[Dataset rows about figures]
......
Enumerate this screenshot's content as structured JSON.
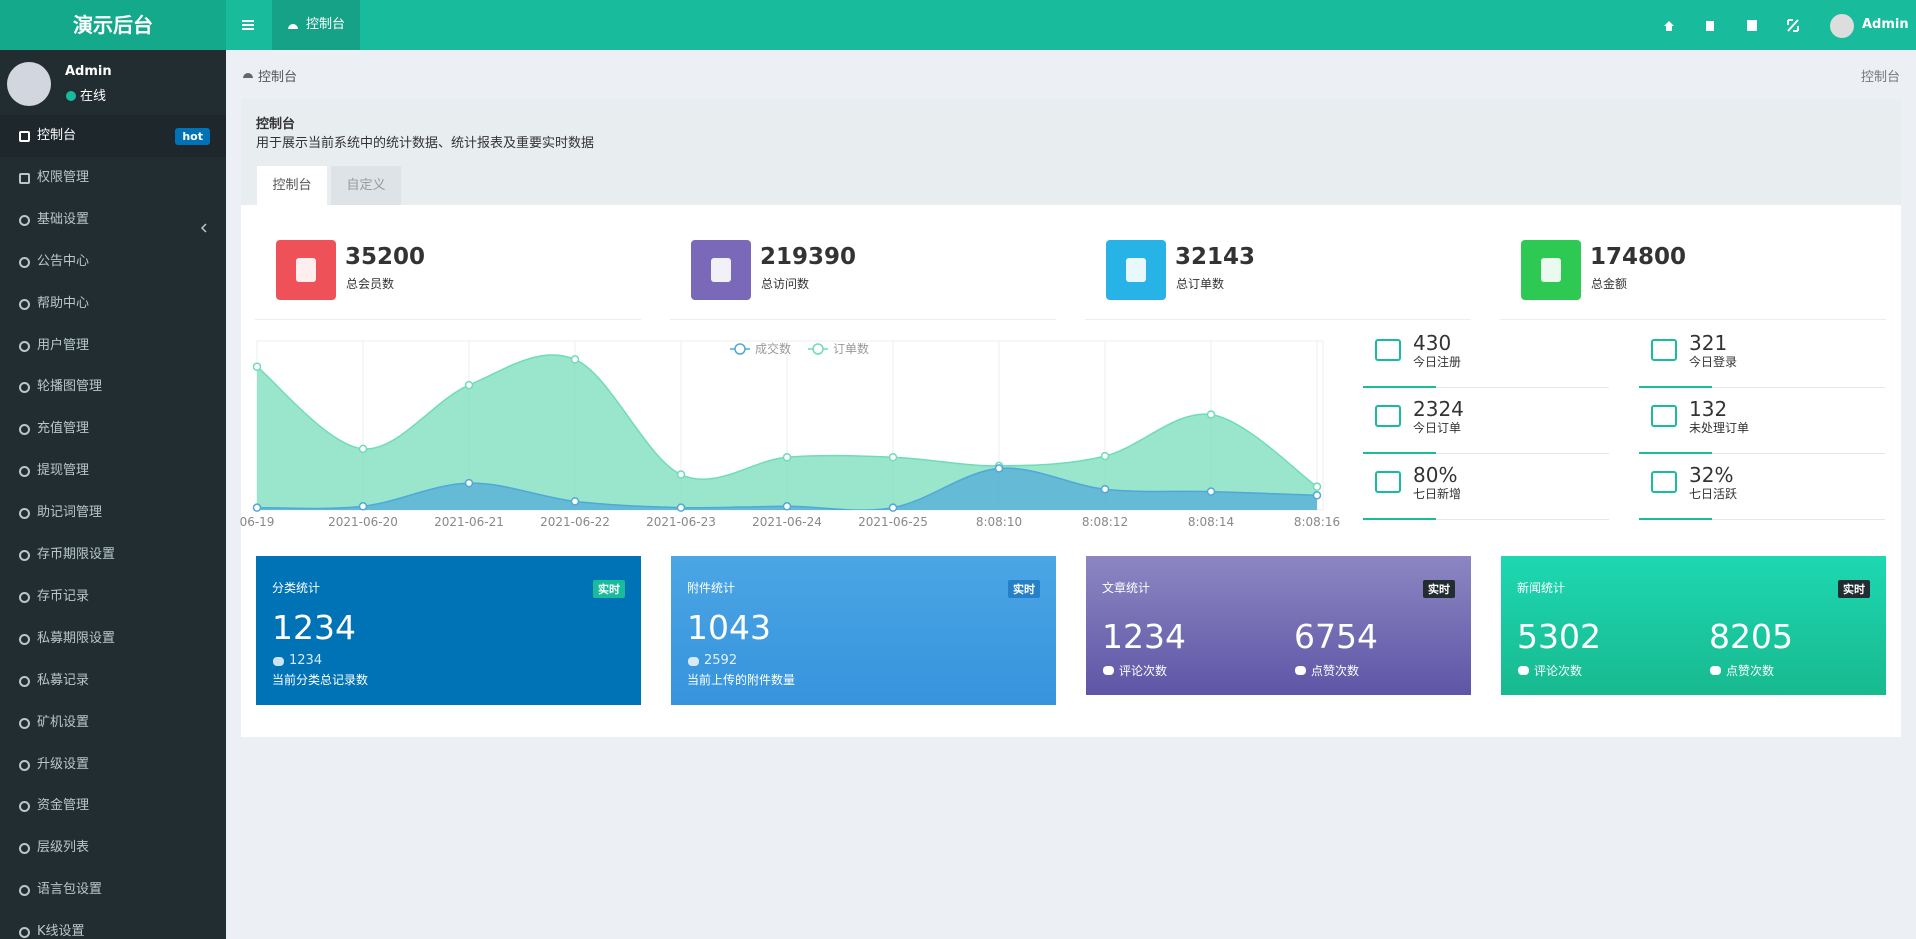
{
  "header": {
    "logo": "演示后台",
    "tab": "控制台",
    "user": "Admin"
  },
  "sidebar": {
    "user": "Admin",
    "status": "在线",
    "menu": [
      {
        "label": "控制台",
        "badge": "hot"
      },
      {
        "label": "权限管理"
      },
      {
        "label": "基础设置"
      },
      {
        "label": "公告中心"
      },
      {
        "label": "帮助中心"
      },
      {
        "label": "用户管理"
      },
      {
        "label": "轮播图管理"
      },
      {
        "label": "充值管理"
      },
      {
        "label": "提现管理"
      },
      {
        "label": "助记词管理"
      },
      {
        "label": "存币期限设置"
      },
      {
        "label": "存币记录"
      },
      {
        "label": "私募期限设置"
      },
      {
        "label": "私募记录"
      },
      {
        "label": "矿机设置"
      },
      {
        "label": "升级设置"
      },
      {
        "label": "资金管理"
      },
      {
        "label": "层级列表"
      },
      {
        "label": "语言包设置"
      },
      {
        "label": "K线设置"
      }
    ]
  },
  "breadcrumb": {
    "left": "控制台",
    "right": "控制台"
  },
  "panel": {
    "title": "控制台",
    "description": "用于展示当前系统中的统计数据、统计报表及重要实时数据",
    "tabs": [
      "控制台",
      "自定义"
    ]
  },
  "stats": [
    {
      "value": 35200,
      "label": "总会员数"
    },
    {
      "value": 219390,
      "label": "总访问数"
    },
    {
      "value": 32143,
      "label": "总订单数"
    },
    {
      "value": 174800,
      "label": "总金额"
    }
  ],
  "mini_stats": [
    {
      "value": 430,
      "label": "今日注册"
    },
    {
      "value": 321,
      "label": "今日登录"
    },
    {
      "value": 2324,
      "label": "今日订单"
    },
    {
      "value": 132,
      "label": "未处理订单"
    },
    {
      "value": "80%",
      "label": "七日新增"
    },
    {
      "value": "32%",
      "label": "七日活跃"
    }
  ],
  "cards": [
    {
      "title": "分类统计",
      "badge": "实时",
      "value": 1234,
      "sub_value": 1234,
      "label": "当前分类总记录数"
    },
    {
      "title": "附件统计",
      "badge": "实时",
      "value": 1043,
      "sub_value": 2592,
      "label": "当前上传的附件数量"
    },
    {
      "title": "文章统计",
      "badge": "实时",
      "items": [
        {
          "value": 1234,
          "label": "评论次数"
        },
        {
          "value": 6754,
          "label": "点赞次数"
        }
      ]
    },
    {
      "title": "新闻统计",
      "badge": "实时",
      "items": [
        {
          "value": 5302,
          "label": "评论次数"
        },
        {
          "value": 8205,
          "label": "点赞次数"
        }
      ]
    }
  ],
  "chart_data": {
    "type": "area",
    "categories": [
      "06-19",
      "2021-06-20",
      "2021-06-21",
      "2021-06-22",
      "2021-06-23",
      "2021-06-24",
      "2021-06-25",
      "8:08:10",
      "8:08:12",
      "8:08:14",
      "8:08:16"
    ],
    "ylim": [
      0,
      1000
    ],
    "series": [
      {
        "name": "成交数",
        "color": "#4fa8d8",
        "values": [
          14,
          22,
          159,
          51,
          14,
          22,
          14,
          246,
          123,
          109,
          87
        ]
      },
      {
        "name": "订单数",
        "color": "#6fdcb8",
        "values": [
          848,
          362,
          739,
          891,
          210,
          312,
          312,
          261,
          319,
          565,
          138
        ]
      }
    ]
  }
}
......
AIM OF THE EXERCISE: Copy all the lines of data exactly as they appear, dropping any images.

COMPLETED EXERCISE:
Enumerate this screenshot's content as structured JSON.
{
  "header": {
    "logo": "演示后台",
    "tab": "控制台",
    "user": "Admin"
  },
  "sidebar": {
    "user": "Admin",
    "status": "在线",
    "menu": [
      {
        "label": "控制台",
        "badge": "hot"
      },
      {
        "label": "权限管理"
      },
      {
        "label": "基础设置"
      },
      {
        "label": "公告中心"
      },
      {
        "label": "帮助中心"
      },
      {
        "label": "用户管理"
      },
      {
        "label": "轮播图管理"
      },
      {
        "label": "充值管理"
      },
      {
        "label": "提现管理"
      },
      {
        "label": "助记词管理"
      },
      {
        "label": "存币期限设置"
      },
      {
        "label": "存币记录"
      },
      {
        "label": "私募期限设置"
      },
      {
        "label": "私募记录"
      },
      {
        "label": "矿机设置"
      },
      {
        "label": "升级设置"
      },
      {
        "label": "资金管理"
      },
      {
        "label": "层级列表"
      },
      {
        "label": "语言包设置"
      },
      {
        "label": "K线设置"
      }
    ]
  },
  "breadcrumb": {
    "left": "控制台",
    "right": "控制台"
  },
  "panel": {
    "title": "控制台",
    "description": "用于展示当前系统中的统计数据、统计报表及重要实时数据",
    "tabs": [
      "控制台",
      "自定义"
    ]
  },
  "stats": [
    {
      "value": 35200,
      "label": "总会员数"
    },
    {
      "value": 219390,
      "label": "总访问数"
    },
    {
      "value": 32143,
      "label": "总订单数"
    },
    {
      "value": 174800,
      "label": "总金额"
    }
  ],
  "mini_stats": [
    {
      "value": 430,
      "label": "今日注册"
    },
    {
      "value": 321,
      "label": "今日登录"
    },
    {
      "value": 2324,
      "label": "今日订单"
    },
    {
      "value": 132,
      "label": "未处理订单"
    },
    {
      "value": "80%",
      "label": "七日新增"
    },
    {
      "value": "32%",
      "label": "七日活跃"
    }
  ],
  "cards": [
    {
      "title": "分类统计",
      "badge": "实时",
      "value": 1234,
      "sub_value": 1234,
      "label": "当前分类总记录数"
    },
    {
      "title": "附件统计",
      "badge": "实时",
      "value": 1043,
      "sub_value": 2592,
      "label": "当前上传的附件数量"
    },
    {
      "title": "文章统计",
      "badge": "实时",
      "items": [
        {
          "value": 1234,
          "label": "评论次数"
        },
        {
          "value": 6754,
          "label": "点赞次数"
        }
      ]
    },
    {
      "title": "新闻统计",
      "badge": "实时",
      "items": [
        {
          "value": 5302,
          "label": "评论次数"
        },
        {
          "value": 8205,
          "label": "点赞次数"
        }
      ]
    }
  ],
  "chart_data": {
    "type": "area",
    "categories": [
      "06-19",
      "2021-06-20",
      "2021-06-21",
      "2021-06-22",
      "2021-06-23",
      "2021-06-24",
      "2021-06-25",
      "8:08:10",
      "8:08:12",
      "8:08:14",
      "8:08:16"
    ],
    "ylim": [
      0,
      1000
    ],
    "series": [
      {
        "name": "成交数",
        "color": "#4fa8d8",
        "values": [
          14,
          22,
          159,
          51,
          14,
          22,
          14,
          246,
          123,
          109,
          87
        ]
      },
      {
        "name": "订单数",
        "color": "#6fdcb8",
        "values": [
          848,
          362,
          739,
          891,
          210,
          312,
          312,
          261,
          319,
          565,
          138
        ]
      }
    ]
  }
}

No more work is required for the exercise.